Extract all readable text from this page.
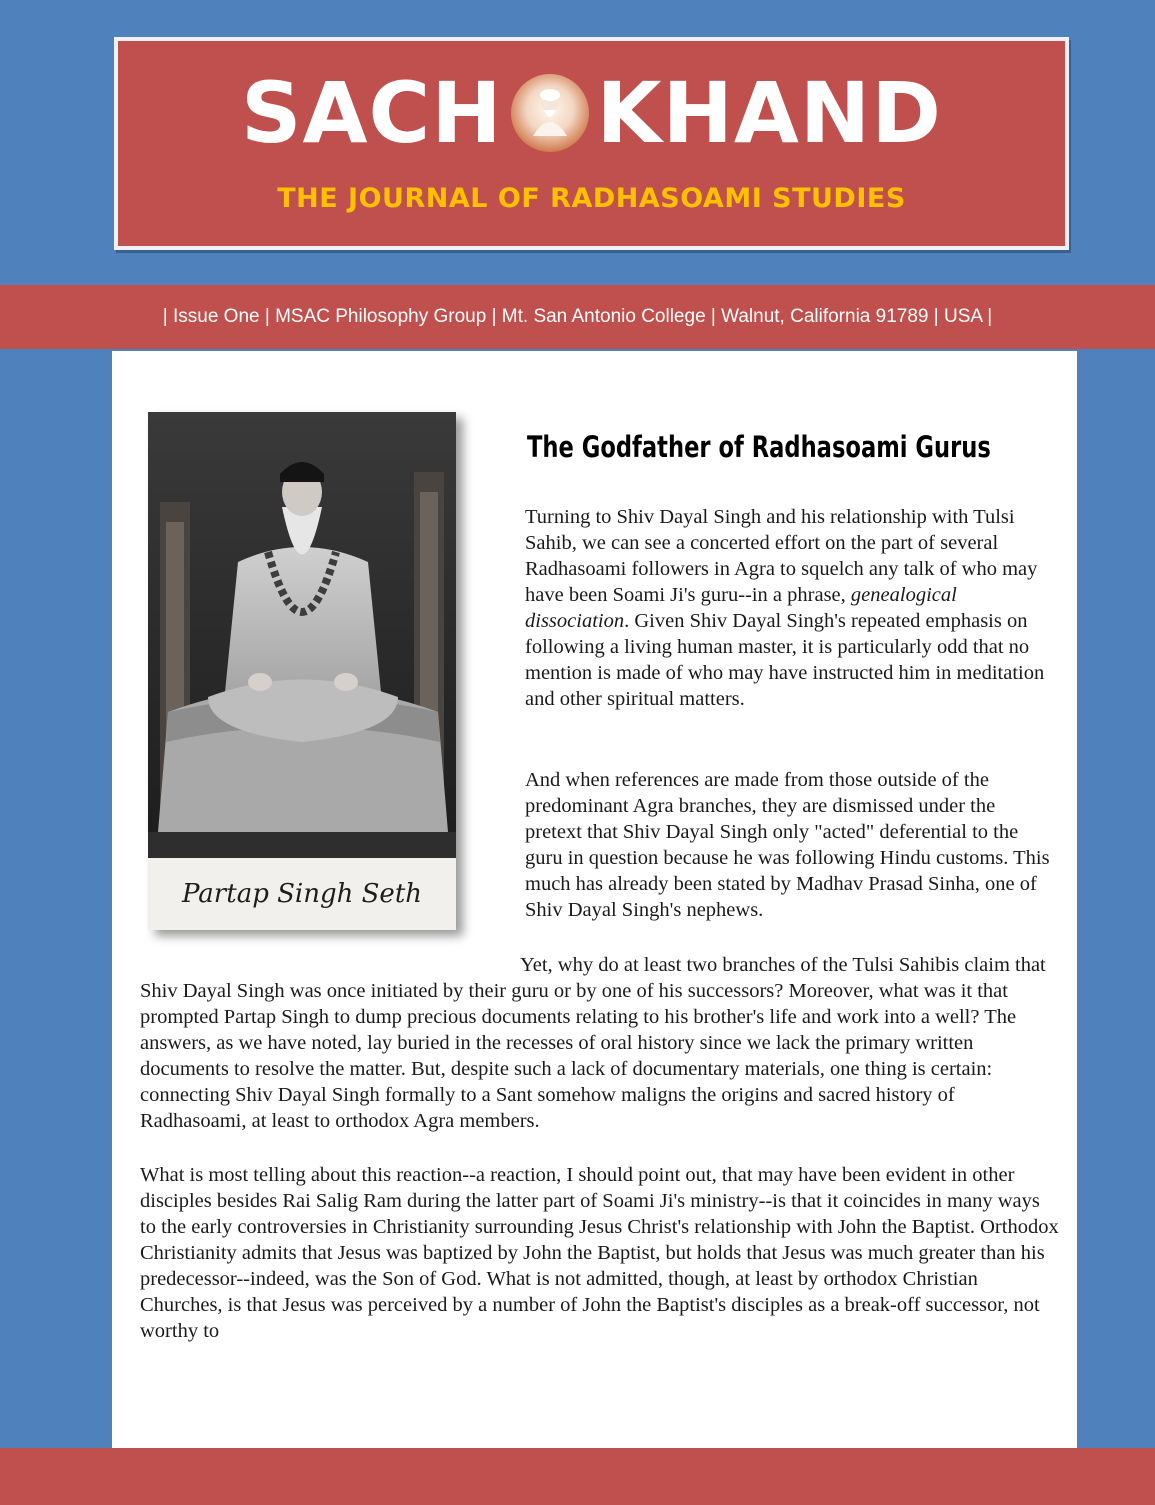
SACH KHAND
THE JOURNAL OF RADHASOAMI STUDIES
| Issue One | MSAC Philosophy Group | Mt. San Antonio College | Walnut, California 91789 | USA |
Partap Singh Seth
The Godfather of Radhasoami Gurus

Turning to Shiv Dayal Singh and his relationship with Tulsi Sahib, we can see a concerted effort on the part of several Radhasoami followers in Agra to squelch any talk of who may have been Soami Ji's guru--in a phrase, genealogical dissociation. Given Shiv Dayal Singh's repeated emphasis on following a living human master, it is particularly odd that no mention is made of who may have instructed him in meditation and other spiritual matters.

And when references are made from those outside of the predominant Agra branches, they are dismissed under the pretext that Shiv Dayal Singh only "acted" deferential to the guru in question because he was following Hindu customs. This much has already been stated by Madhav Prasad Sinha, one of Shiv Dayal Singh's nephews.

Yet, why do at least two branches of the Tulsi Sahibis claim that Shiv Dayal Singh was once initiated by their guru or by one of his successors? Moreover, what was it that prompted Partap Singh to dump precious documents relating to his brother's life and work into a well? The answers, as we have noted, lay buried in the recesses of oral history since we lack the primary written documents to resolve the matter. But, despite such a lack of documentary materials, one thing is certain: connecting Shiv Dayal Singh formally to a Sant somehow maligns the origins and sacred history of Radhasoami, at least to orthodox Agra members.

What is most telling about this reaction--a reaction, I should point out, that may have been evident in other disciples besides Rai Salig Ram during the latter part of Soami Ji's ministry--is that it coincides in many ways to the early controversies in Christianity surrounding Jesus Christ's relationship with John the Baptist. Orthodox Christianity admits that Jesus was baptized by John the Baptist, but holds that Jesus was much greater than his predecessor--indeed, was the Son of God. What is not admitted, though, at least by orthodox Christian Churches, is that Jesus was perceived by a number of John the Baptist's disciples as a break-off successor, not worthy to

★ ★ ★ ★ ★ ★ ★

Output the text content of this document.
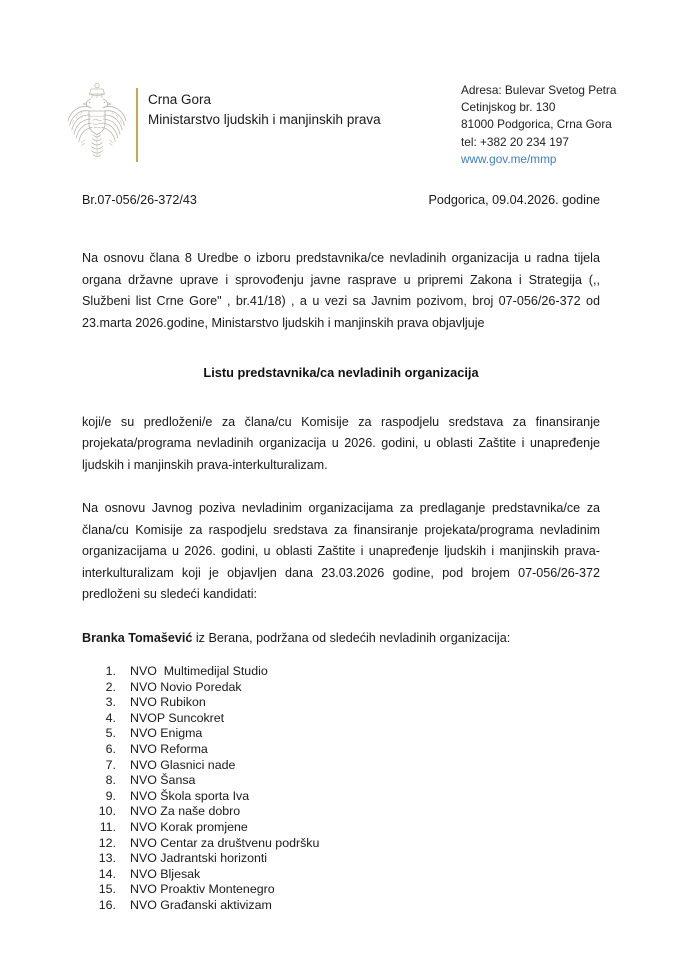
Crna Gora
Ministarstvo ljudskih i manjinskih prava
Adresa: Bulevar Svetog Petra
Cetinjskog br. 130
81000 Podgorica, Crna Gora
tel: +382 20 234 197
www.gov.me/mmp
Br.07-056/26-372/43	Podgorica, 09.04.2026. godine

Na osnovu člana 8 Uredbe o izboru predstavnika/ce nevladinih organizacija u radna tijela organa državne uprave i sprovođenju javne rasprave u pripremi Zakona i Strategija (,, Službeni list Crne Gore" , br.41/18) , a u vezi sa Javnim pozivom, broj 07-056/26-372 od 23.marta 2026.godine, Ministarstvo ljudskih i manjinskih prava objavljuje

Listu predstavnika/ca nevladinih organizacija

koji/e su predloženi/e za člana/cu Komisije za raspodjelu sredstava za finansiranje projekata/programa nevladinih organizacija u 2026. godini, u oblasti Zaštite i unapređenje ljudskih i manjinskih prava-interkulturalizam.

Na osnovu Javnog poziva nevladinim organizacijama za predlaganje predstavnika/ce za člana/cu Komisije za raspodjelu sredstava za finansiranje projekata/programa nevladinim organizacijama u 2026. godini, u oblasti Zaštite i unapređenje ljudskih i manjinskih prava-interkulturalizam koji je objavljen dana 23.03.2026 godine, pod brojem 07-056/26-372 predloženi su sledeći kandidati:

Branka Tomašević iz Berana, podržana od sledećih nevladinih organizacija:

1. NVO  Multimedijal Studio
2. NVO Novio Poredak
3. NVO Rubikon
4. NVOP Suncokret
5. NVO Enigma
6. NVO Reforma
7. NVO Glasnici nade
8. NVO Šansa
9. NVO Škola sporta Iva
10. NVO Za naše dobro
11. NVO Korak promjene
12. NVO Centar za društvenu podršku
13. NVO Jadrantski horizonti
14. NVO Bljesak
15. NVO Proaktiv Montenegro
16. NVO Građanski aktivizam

★ ★ ★ ★ ★ ★ ★

- **WORK REQUIRED**: What is the number of lines in this listing that contain the word "raspodjelu"? Answer with that number and nothing else.

- **EXERCISE OUTPUT**: 2